# [GOAL]
Output the full listing below exactly as it reads, and skip anything that is a picture.

# [GIVEN DATA]
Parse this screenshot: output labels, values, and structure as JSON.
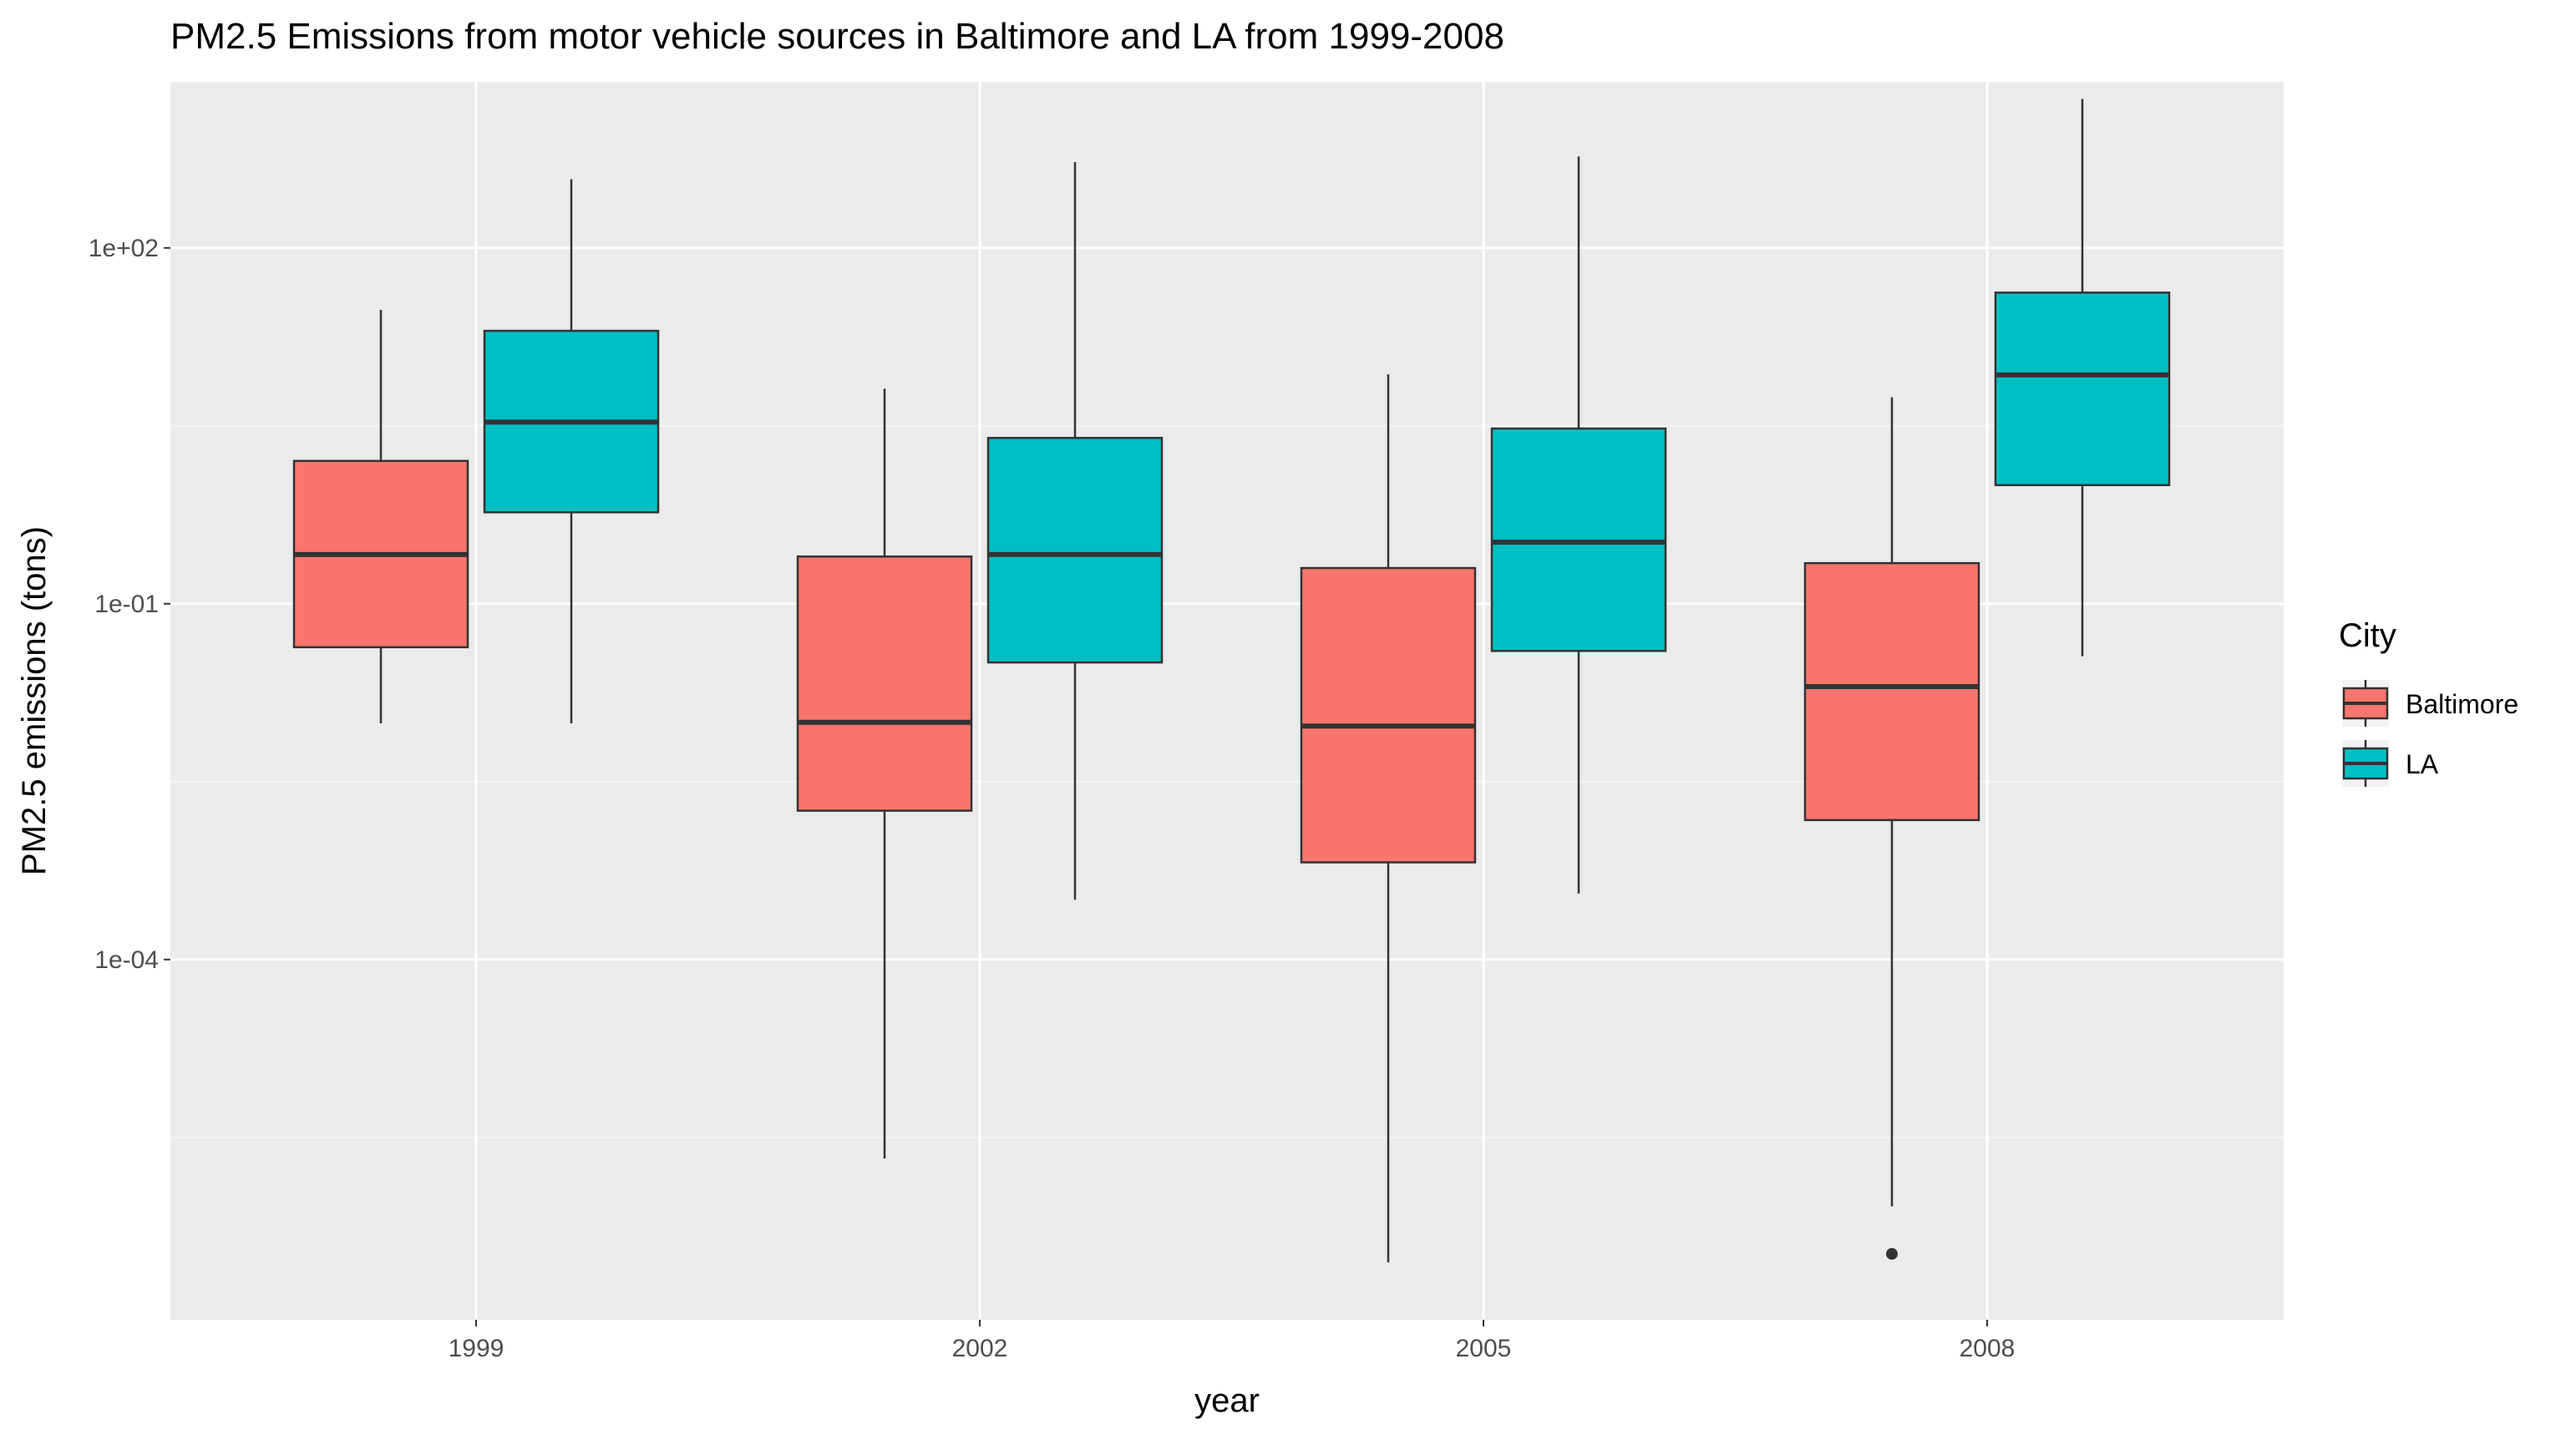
{
  "chart_data": {
    "type": "boxplot",
    "title": "PM2.5 Emissions from motor vehicle sources in Baltimore and LA from 1999-2008",
    "xlabel": "year",
    "ylabel": "PM2.5 emissions (tons)",
    "y_scale": "log10",
    "y_ticks": [
      {
        "value": 0.0001,
        "label": "1e-04"
      },
      {
        "value": 0.1,
        "label": "1e-01"
      },
      {
        "value": 100,
        "label": "1e+02"
      }
    ],
    "ylim": [
      5e-07,
      4000
    ],
    "categories": [
      "1999",
      "2002",
      "2005",
      "2008"
    ],
    "grid": true,
    "legend": {
      "title": "City",
      "position": "right"
    },
    "colors": {
      "panel": "#ebebeb",
      "grid_major": "#ffffff",
      "grid_minor": "#f5f5f5",
      "line": "#333333"
    },
    "series": [
      {
        "name": "Baltimore",
        "color": "#f8766d",
        "boxes": [
          {
            "category": "1999",
            "min": 0.0098,
            "q1": 0.043,
            "median": 0.26,
            "q3": 1.6,
            "max": 30,
            "outliers": []
          },
          {
            "category": "2002",
            "min": 2.1e-06,
            "q1": 0.0018,
            "median": 0.01,
            "q3": 0.25,
            "max": 6.5,
            "outliers": []
          },
          {
            "category": "2005",
            "min": 2.8e-07,
            "q1": 0.00066,
            "median": 0.0093,
            "q3": 0.2,
            "max": 8.6,
            "outliers": []
          },
          {
            "category": "2008",
            "min": 8.3e-07,
            "q1": 0.0015,
            "median": 0.02,
            "q3": 0.22,
            "max": 5.5,
            "outliers": [
              3.3e-07
            ]
          }
        ]
      },
      {
        "name": "LA",
        "color": "#00bfc4",
        "boxes": [
          {
            "category": "1999",
            "min": 0.0098,
            "q1": 0.59,
            "median": 3.4,
            "q3": 20,
            "max": 380,
            "outliers": []
          },
          {
            "category": "2002",
            "min": 0.00032,
            "q1": 0.032,
            "median": 0.26,
            "q3": 2.5,
            "max": 530,
            "outliers": []
          },
          {
            "category": "2005",
            "min": 0.00036,
            "q1": 0.04,
            "median": 0.33,
            "q3": 3.0,
            "max": 590,
            "outliers": []
          },
          {
            "category": "2008",
            "min": 0.036,
            "q1": 1.0,
            "median": 8.5,
            "q3": 42,
            "max": 1800,
            "outliers": []
          }
        ]
      }
    ]
  }
}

# [THE COMPLETED TASK]
Parse this screenshot: output labels, values, and structure as JSON.
{
  "chart_data": {
    "type": "boxplot",
    "title": "PM2.5 Emissions from motor vehicle sources in Baltimore and LA from 1999-2008",
    "xlabel": "year",
    "ylabel": "PM2.5 emissions (tons)",
    "y_scale": "log10",
    "y_ticks": [
      {
        "value": 0.0001,
        "label": "1e-04"
      },
      {
        "value": 0.1,
        "label": "1e-01"
      },
      {
        "value": 100,
        "label": "1e+02"
      }
    ],
    "ylim": [
      5e-07,
      4000
    ],
    "categories": [
      "1999",
      "2002",
      "2005",
      "2008"
    ],
    "grid": true,
    "legend": {
      "title": "City",
      "position": "right"
    },
    "colors": {
      "panel": "#ebebeb",
      "grid_major": "#ffffff",
      "grid_minor": "#f5f5f5",
      "line": "#333333"
    },
    "series": [
      {
        "name": "Baltimore",
        "color": "#f8766d",
        "boxes": [
          {
            "category": "1999",
            "min": 0.0098,
            "q1": 0.043,
            "median": 0.26,
            "q3": 1.6,
            "max": 30,
            "outliers": []
          },
          {
            "category": "2002",
            "min": 2.1e-06,
            "q1": 0.0018,
            "median": 0.01,
            "q3": 0.25,
            "max": 6.5,
            "outliers": []
          },
          {
            "category": "2005",
            "min": 2.8e-07,
            "q1": 0.00066,
            "median": 0.0093,
            "q3": 0.2,
            "max": 8.6,
            "outliers": []
          },
          {
            "category": "2008",
            "min": 8.3e-07,
            "q1": 0.0015,
            "median": 0.02,
            "q3": 0.22,
            "max": 5.5,
            "outliers": [
              3.3e-07
            ]
          }
        ]
      },
      {
        "name": "LA",
        "color": "#00bfc4",
        "boxes": [
          {
            "category": "1999",
            "min": 0.0098,
            "q1": 0.59,
            "median": 3.4,
            "q3": 20,
            "max": 380,
            "outliers": []
          },
          {
            "category": "2002",
            "min": 0.00032,
            "q1": 0.032,
            "median": 0.26,
            "q3": 2.5,
            "max": 530,
            "outliers": []
          },
          {
            "category": "2005",
            "min": 0.00036,
            "q1": 0.04,
            "median": 0.33,
            "q3": 3.0,
            "max": 590,
            "outliers": []
          },
          {
            "category": "2008",
            "min": 0.036,
            "q1": 1.0,
            "median": 8.5,
            "q3": 42,
            "max": 1800,
            "outliers": []
          }
        ]
      }
    ]
  }
}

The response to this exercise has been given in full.